Short task: List each line in which the string "nabout" appears.

(Records from a collection of figures)
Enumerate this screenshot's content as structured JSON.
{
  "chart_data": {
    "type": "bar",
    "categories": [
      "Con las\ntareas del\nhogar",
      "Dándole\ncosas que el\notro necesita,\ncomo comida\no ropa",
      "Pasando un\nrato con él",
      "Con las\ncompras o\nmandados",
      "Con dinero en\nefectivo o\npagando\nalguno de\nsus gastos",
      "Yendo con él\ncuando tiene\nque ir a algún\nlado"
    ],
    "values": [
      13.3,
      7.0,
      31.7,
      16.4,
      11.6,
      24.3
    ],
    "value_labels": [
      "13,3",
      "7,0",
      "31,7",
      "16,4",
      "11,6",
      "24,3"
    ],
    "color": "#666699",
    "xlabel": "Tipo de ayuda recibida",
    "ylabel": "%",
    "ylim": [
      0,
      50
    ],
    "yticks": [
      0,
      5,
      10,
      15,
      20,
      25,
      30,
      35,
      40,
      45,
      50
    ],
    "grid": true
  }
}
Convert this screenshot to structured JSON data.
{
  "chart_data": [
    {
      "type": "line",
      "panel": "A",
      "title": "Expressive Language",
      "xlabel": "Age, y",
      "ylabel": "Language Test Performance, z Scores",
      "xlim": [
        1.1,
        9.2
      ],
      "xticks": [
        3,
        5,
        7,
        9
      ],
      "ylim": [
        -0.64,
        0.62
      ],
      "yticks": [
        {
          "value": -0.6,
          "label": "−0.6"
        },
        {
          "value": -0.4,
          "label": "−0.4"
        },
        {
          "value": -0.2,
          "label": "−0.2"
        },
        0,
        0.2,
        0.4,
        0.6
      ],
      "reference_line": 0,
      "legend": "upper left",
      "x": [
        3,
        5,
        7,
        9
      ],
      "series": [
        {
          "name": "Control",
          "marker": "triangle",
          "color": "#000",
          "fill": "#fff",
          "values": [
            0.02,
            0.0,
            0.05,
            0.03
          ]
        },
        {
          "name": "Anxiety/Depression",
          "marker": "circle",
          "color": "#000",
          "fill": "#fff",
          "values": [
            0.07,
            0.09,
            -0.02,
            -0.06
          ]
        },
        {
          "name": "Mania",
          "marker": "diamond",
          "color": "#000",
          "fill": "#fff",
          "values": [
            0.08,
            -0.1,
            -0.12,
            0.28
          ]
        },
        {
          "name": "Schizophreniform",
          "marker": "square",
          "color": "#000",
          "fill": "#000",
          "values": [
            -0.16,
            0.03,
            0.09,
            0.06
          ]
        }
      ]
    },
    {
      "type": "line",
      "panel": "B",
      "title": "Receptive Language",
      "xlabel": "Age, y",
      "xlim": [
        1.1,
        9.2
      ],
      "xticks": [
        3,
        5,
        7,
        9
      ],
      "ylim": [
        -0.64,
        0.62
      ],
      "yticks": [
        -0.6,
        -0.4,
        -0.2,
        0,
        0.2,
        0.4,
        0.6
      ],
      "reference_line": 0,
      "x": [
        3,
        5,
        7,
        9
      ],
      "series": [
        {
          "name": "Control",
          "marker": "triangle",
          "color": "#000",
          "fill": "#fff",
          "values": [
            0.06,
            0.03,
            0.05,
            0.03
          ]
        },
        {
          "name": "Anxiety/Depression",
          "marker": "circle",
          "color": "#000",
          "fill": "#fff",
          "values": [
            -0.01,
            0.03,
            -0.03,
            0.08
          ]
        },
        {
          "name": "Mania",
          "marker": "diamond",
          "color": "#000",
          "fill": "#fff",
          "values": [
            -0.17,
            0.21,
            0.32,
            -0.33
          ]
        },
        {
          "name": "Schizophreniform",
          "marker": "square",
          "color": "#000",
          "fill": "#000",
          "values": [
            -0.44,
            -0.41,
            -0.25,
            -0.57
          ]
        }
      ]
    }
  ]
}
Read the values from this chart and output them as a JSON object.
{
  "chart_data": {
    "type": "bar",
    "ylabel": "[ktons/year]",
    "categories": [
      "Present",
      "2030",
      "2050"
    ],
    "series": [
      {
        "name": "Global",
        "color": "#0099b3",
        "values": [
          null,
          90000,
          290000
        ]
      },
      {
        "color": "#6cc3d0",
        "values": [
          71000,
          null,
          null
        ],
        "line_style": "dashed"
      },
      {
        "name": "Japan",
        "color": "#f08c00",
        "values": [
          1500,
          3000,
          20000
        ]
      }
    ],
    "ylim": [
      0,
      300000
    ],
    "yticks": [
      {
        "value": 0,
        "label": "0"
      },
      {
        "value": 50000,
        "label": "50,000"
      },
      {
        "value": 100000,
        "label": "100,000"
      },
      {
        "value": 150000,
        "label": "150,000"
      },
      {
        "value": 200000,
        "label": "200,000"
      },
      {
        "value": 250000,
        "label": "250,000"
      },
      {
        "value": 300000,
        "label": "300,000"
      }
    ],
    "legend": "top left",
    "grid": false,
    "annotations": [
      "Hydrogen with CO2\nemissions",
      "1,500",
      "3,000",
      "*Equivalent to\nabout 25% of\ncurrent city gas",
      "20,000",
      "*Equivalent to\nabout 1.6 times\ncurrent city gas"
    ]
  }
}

Exercise response:
      "*Equivalent to\nabout 25% of\ncurrent city gas",
      "*Equivalent to\nabout 1.6 times\ncurrent city gas"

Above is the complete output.